## BEGIN DOCUMENT EXCERPT

Farming has been a part of Jonathan’s family for generations. Hazel, however, was raised in San Diego, California, and considers herself a “city kid.” When she moved east in 2000 to be with Jonathan, Hazel experienced quite a lifestyle change. “It is sort of a different way of life, so it was an adjustment at first, but I think seeing how much the farm was really part of his family helped. His family was so welcoming.” Hazel recalls.



Sixteen years later, the farm is truly her home. “Now, I can help herd pigs. We can kind of look at each other and I know where I need to go. In the beginning, it was kind of hard because I had no idea you have to be very quiet with pigs, and they can get spooked easily. You have to try and make them turn a certain direction. It’s something you have to learn from experience, not anything you can read about in a book.”


Since taking over the ownership and management of the farm, this generation of Secciarolis have found a passion for connecting with the people in their community. Three years ago, they began taking their meat to farmers markets in the area. “We enjoy being able to connect with the community and having that direct connection to people that are buying the product. They often say, ‘Oh, I know your family. I went to school with so and so.’ It’s nice to be part of bringing that family legacy to the community as well.” Hazel smiles.

## END DOCUMENT EXCERPT
## BEGIN RECORDS FOR THE TASK

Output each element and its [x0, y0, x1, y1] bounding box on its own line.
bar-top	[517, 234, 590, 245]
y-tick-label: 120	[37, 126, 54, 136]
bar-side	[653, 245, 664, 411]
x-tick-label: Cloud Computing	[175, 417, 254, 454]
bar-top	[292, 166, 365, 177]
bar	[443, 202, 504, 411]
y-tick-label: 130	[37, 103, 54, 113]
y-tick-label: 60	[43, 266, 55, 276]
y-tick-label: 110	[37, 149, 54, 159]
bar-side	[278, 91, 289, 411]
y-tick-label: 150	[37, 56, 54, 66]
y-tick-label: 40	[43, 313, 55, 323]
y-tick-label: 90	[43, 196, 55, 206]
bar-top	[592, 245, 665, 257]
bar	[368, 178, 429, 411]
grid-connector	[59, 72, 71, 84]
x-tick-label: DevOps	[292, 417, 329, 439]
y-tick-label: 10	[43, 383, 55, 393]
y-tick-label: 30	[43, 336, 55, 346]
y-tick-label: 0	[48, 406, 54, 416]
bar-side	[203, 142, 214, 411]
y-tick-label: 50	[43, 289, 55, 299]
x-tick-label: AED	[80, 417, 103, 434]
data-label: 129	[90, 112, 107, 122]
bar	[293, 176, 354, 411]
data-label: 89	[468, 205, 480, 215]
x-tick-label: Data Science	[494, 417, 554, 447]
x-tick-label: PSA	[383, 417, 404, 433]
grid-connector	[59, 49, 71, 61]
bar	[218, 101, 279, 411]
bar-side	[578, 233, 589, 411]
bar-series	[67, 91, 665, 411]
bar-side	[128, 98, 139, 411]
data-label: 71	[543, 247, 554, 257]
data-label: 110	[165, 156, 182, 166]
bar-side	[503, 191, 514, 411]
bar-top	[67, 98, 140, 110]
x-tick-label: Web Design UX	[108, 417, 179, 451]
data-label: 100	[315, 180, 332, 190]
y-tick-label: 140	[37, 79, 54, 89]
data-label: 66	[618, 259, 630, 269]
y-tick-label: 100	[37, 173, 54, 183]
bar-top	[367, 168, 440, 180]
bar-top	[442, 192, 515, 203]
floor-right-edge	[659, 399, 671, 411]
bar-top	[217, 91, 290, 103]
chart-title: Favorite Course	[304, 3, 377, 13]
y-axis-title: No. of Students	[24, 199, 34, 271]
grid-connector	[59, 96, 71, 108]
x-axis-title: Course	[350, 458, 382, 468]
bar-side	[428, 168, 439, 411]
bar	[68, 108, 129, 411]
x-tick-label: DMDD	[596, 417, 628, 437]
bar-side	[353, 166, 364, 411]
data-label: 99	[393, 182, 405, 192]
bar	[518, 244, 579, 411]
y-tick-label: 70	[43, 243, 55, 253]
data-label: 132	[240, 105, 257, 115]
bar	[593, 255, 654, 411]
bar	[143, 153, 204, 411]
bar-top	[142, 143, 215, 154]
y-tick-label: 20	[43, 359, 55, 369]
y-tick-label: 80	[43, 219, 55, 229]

## END RECORDS FOR THE TASK

● **SET TASKS**:
1. Count the lines of the records that contain the string "title", and reply with only that number.
2. Continue the passage about the Secciaroli family farm from where it ends.

● **RESPONSES TO THE EXERCISE**:
1. 3

2.
In addition to farmers market sales, the Secciarolis are known for their roasting pigs. “Jonathan has built up the farm in a way where he’s producing pigs and he’s got equipment people can rent so they can have their own pig roasts.” Hazel explains. An alternative to hiring a caterer, a pig roast provides food for a celebration like a graduation or birthday, plus a unique experience. The family has plenty of tips and tricks for first time roasters.



Jonathan and Hazel’s children are learning from working alongside their parents on the farm. They love helping to herd the pigs and enjoy playing in the shavings Jonathan has to get for the pigs' bedding. "There’s a trailer full of them, so the kids like going in them, arranging the shaving bundles into houses and forts.” 


While the kids are having fun, they’re also beginning to understand valuable life lessons. “They know where their food comes from. They know they are eating pork. They know ham comes from a pig’s butt. I think a lot of kids may not know where their food is coming from.” Hazel says. “I heard a kid say, ‘Sausage comes from pigs?!’ They don’t know. Hot dogs, stuff like that, yeah that comes from a pig. My kids know that and they know what part of the pig they are eating.”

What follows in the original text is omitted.